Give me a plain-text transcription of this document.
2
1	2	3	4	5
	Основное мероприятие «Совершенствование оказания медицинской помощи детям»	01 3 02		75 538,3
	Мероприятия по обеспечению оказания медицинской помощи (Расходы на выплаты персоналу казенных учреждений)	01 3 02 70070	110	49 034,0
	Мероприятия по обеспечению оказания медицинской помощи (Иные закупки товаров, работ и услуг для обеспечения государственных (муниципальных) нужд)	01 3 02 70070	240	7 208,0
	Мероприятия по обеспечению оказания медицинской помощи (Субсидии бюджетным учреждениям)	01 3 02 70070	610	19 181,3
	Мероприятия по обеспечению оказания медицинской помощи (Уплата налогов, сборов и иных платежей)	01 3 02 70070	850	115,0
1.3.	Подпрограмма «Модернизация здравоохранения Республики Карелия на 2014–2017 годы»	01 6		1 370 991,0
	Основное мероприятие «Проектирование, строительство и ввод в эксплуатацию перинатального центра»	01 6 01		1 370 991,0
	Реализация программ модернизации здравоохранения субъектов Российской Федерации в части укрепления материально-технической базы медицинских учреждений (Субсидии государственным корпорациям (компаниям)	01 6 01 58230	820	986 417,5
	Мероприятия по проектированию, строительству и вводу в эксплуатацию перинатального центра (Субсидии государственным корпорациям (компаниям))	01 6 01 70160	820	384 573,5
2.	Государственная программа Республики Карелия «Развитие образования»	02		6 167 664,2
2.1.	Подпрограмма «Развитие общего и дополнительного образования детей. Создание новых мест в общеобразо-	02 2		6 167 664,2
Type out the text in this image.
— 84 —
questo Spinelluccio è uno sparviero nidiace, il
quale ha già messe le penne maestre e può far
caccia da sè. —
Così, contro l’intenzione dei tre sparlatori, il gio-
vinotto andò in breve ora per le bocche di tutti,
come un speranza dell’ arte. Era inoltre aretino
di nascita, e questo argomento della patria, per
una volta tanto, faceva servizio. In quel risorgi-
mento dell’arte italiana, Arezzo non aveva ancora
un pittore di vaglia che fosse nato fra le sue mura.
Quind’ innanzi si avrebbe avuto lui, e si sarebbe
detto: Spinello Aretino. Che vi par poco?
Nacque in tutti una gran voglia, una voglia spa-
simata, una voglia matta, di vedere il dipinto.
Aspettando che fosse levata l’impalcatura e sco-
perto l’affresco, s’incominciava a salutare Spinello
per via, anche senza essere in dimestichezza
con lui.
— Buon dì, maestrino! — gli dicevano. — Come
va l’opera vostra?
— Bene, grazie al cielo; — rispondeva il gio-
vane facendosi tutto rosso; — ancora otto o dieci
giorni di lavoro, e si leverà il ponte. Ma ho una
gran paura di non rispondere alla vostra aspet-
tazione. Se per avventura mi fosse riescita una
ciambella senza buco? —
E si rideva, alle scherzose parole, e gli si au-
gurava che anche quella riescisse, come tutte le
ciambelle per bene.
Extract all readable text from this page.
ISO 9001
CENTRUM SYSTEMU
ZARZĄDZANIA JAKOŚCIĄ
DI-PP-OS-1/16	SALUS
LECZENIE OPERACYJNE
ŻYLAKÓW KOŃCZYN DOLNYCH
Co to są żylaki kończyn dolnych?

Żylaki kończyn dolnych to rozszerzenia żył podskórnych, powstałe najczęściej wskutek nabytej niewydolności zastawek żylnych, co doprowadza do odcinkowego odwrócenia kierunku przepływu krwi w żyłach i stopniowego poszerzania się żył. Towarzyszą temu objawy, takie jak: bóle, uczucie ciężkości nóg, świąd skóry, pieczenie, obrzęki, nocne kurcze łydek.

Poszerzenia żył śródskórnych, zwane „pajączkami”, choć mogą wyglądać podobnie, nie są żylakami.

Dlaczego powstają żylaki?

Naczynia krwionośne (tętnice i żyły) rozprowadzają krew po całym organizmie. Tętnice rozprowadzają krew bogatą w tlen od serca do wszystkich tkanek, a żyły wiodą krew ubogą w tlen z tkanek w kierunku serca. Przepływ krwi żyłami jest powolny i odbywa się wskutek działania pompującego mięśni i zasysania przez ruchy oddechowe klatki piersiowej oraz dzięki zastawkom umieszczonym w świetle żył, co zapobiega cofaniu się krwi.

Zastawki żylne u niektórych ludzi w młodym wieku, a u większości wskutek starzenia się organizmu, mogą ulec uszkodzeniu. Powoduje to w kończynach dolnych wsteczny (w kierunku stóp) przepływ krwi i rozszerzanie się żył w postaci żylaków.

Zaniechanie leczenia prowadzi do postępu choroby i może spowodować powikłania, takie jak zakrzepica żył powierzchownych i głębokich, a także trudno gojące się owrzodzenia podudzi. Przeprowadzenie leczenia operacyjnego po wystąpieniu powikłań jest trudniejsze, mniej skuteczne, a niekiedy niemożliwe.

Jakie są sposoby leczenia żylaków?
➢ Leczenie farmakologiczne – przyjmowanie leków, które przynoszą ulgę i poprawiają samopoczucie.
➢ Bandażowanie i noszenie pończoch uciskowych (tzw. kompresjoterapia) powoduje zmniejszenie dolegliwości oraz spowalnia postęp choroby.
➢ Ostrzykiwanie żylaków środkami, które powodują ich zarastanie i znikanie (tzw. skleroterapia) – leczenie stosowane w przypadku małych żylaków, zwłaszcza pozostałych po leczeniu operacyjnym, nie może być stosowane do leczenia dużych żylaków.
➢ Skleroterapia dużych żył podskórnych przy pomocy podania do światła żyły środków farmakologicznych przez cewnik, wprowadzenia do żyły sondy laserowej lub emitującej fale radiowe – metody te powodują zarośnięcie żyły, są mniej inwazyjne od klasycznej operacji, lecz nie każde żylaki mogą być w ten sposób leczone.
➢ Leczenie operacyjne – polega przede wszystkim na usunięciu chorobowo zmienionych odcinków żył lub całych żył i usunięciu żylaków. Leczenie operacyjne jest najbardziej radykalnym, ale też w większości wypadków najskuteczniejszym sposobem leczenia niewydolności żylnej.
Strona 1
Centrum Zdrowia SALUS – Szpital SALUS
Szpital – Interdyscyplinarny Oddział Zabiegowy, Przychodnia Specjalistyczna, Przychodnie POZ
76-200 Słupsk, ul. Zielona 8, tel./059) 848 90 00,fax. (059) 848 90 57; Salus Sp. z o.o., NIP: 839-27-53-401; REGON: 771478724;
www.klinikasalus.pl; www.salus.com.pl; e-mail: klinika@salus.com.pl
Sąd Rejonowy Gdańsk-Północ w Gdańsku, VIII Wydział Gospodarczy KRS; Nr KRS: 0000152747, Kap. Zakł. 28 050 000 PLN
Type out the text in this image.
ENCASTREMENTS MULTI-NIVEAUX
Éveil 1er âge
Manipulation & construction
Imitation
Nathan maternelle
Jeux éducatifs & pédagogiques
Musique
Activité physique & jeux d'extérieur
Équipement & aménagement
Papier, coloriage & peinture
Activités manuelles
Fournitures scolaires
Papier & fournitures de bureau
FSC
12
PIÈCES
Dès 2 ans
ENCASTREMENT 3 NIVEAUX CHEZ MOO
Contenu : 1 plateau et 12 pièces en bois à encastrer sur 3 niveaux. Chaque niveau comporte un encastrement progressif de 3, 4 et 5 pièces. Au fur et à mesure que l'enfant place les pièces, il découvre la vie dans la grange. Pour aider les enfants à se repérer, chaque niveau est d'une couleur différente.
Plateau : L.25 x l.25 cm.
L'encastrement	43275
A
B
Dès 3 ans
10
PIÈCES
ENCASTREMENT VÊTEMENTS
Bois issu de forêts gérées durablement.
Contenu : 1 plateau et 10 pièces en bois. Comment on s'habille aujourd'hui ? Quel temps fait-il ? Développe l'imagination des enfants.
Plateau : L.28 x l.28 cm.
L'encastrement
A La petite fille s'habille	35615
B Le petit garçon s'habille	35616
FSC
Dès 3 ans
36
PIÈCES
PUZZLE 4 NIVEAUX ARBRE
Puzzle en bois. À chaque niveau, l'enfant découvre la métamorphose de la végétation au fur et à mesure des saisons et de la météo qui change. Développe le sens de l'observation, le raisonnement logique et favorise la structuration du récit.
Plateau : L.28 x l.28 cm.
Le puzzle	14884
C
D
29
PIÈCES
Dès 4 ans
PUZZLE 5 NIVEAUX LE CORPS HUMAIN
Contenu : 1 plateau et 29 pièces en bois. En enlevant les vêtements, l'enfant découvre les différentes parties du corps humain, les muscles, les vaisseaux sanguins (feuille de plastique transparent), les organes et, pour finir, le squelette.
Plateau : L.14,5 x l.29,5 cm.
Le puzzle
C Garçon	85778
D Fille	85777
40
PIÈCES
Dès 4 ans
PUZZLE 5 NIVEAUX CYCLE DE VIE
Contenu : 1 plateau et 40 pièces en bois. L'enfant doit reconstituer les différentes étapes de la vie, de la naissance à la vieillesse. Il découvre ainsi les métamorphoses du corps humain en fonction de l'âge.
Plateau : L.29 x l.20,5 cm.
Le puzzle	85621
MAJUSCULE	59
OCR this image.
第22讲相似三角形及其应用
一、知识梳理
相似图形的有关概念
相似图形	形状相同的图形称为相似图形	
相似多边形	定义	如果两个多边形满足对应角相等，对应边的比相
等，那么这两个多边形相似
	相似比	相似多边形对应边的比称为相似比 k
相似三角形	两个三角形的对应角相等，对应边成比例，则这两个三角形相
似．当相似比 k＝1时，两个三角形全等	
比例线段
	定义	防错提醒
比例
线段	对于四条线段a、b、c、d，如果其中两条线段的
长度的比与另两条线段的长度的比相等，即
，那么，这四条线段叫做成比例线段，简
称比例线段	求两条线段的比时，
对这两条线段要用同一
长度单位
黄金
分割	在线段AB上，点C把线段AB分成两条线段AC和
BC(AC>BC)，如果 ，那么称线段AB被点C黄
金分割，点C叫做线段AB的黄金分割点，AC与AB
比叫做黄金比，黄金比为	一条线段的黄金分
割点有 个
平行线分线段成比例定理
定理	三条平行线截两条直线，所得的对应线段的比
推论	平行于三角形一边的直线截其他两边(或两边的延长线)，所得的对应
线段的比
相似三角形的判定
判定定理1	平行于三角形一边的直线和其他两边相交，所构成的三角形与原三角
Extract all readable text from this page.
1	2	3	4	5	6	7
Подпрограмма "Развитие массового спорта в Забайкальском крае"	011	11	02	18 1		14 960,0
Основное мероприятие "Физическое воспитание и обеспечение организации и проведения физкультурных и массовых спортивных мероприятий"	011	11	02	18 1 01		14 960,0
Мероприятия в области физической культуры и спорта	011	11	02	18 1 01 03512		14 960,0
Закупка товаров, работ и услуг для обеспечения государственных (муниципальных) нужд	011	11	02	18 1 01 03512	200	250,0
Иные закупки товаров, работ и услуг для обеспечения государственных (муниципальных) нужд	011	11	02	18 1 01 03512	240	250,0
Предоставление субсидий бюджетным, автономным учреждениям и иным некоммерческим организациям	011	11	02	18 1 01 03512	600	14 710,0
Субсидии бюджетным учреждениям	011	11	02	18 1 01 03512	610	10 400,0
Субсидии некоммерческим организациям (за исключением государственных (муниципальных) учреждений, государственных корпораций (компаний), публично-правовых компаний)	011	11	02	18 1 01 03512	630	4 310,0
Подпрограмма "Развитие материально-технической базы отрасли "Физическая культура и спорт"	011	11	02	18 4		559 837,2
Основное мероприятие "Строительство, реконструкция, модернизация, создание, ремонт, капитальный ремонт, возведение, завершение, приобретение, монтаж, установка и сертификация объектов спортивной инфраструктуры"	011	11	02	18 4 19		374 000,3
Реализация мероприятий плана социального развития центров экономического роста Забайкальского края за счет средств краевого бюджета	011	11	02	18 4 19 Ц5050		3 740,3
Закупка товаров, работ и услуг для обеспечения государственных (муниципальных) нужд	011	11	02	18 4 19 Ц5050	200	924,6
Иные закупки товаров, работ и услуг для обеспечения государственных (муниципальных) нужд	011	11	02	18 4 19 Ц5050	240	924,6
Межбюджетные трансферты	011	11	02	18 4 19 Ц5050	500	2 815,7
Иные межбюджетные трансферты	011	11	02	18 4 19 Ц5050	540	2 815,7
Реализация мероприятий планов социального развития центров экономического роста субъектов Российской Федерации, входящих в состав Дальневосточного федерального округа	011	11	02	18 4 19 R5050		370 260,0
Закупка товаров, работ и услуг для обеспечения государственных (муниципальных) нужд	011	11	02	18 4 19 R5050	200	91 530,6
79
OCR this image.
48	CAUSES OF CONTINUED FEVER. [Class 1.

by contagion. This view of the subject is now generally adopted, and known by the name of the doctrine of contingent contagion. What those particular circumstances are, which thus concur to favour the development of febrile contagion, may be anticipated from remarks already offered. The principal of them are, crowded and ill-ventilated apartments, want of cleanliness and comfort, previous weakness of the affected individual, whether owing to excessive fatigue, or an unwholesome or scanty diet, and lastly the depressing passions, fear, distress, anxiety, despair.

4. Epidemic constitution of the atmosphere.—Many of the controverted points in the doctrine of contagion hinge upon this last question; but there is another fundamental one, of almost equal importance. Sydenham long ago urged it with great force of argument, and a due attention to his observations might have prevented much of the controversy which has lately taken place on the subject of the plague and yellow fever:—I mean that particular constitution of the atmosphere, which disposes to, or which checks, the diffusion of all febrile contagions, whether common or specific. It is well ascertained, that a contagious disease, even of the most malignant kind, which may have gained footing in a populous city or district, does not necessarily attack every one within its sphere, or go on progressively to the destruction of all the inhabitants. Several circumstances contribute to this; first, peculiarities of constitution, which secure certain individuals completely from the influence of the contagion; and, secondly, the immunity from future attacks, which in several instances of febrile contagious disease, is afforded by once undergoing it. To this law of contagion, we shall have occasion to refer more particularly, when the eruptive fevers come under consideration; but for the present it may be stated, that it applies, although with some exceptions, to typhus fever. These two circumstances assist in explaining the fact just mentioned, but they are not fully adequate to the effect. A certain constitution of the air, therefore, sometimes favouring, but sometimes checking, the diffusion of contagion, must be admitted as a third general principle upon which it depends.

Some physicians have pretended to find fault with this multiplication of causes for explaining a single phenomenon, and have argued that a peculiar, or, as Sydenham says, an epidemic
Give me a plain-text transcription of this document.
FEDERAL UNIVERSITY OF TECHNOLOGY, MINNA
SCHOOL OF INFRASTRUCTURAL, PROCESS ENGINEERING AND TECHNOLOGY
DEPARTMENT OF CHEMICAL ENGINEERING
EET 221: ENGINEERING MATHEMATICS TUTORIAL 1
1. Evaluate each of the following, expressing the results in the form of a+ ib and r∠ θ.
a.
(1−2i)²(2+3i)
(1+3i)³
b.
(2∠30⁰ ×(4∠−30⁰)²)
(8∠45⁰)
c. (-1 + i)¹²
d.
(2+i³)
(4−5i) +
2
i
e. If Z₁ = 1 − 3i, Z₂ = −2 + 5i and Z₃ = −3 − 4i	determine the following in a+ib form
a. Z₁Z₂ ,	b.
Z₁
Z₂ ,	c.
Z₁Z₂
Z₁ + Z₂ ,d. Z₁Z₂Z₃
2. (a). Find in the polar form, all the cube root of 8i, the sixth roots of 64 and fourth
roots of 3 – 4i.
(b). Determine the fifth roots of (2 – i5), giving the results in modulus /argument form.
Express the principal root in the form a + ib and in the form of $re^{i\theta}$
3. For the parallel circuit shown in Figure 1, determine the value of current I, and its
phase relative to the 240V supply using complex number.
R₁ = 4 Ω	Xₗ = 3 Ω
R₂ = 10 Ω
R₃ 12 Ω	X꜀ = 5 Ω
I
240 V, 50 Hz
+ + + + + + +
■ WHAT TO DO
Extract all lines from the data in which "powodują" is found.

■ ANSWER TO THIS TASK
➢ Ostrzykiwanie żylaków środkami, które powodują ich zarastanie i znikanie (tzw. skleroterapia) – leczenie stosowane w przypadku małych żylaków, zwłaszcza pozostałych po leczeniu operacyjnym, nie może być stosowane do leczenia dużych żylaków.
➢ Skleroterapia dużych żył podskórnych przy pomocy podania do światła żyły środków farmakologicznych przez cewnik, wprowadzenia do żyły sondy laserowej lub emitującej fale radiowe – metody te powodują zarośnięcie żyły, są mniej inwazyjne od klasycznej operacji, lecz nie każde żylaki mogą być w ten sposób leczone.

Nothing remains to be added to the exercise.